◆ Exercise requirements
Write out each line of the entries below that holds the word "territoire".

◆ Input data
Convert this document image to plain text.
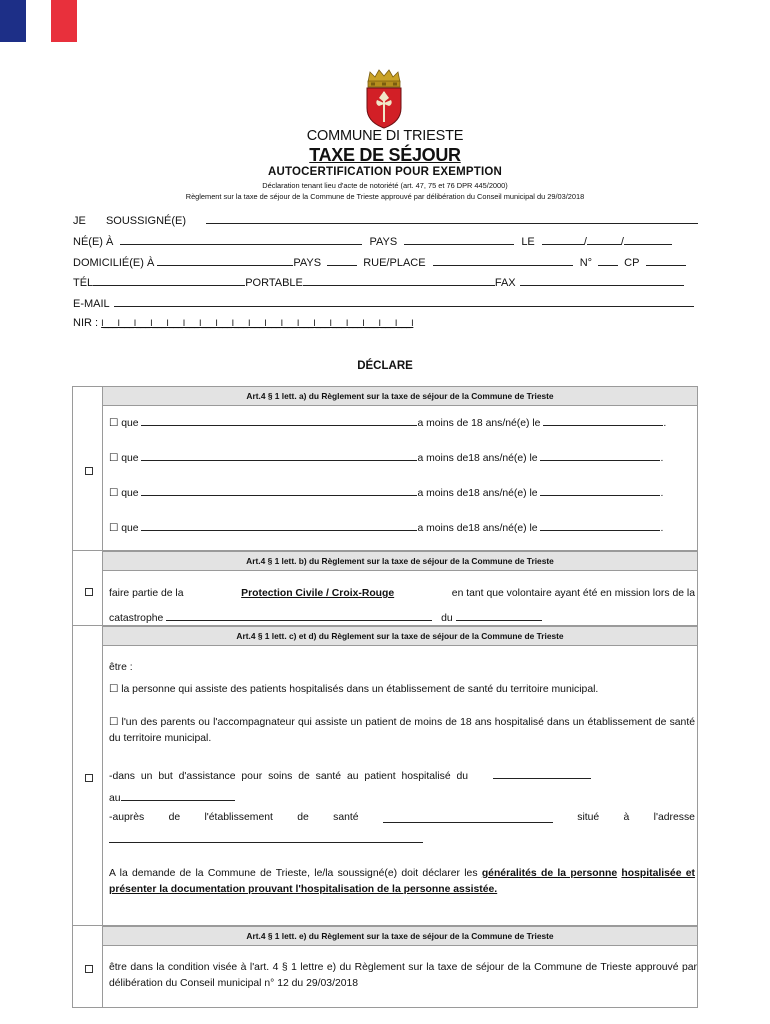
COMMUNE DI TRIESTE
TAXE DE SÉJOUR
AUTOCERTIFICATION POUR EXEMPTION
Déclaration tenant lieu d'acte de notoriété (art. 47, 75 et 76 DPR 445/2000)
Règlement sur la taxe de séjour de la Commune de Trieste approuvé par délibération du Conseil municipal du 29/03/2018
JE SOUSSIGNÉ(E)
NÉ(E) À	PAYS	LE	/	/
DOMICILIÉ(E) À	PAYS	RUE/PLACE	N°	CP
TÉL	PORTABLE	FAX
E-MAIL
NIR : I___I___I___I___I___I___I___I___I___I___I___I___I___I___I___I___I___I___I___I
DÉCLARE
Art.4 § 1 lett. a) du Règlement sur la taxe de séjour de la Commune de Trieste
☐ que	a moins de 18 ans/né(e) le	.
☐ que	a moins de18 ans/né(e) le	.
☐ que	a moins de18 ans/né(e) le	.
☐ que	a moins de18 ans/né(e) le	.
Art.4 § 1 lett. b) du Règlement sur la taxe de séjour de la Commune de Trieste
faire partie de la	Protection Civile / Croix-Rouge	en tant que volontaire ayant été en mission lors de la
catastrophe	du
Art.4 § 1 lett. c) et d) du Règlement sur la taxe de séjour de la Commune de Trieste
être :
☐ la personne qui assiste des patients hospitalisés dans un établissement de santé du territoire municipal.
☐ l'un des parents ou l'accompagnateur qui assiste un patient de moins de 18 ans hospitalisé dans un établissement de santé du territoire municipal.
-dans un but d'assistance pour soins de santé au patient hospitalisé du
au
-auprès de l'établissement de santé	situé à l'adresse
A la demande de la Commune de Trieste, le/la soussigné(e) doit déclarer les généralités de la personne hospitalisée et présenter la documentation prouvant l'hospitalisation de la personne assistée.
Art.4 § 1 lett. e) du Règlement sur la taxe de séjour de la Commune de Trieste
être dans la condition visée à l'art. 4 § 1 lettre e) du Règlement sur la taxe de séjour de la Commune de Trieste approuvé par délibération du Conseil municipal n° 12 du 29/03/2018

◆ Written solution
☐ la personne qui assiste des patients hospitalisés dans un établissement de santé du territoire municipal.
☐ l'un des parents ou l'accompagnateur qui assiste un patient de moins de 18 ans hospitalisé dans un établissement de santé du territoire municipal.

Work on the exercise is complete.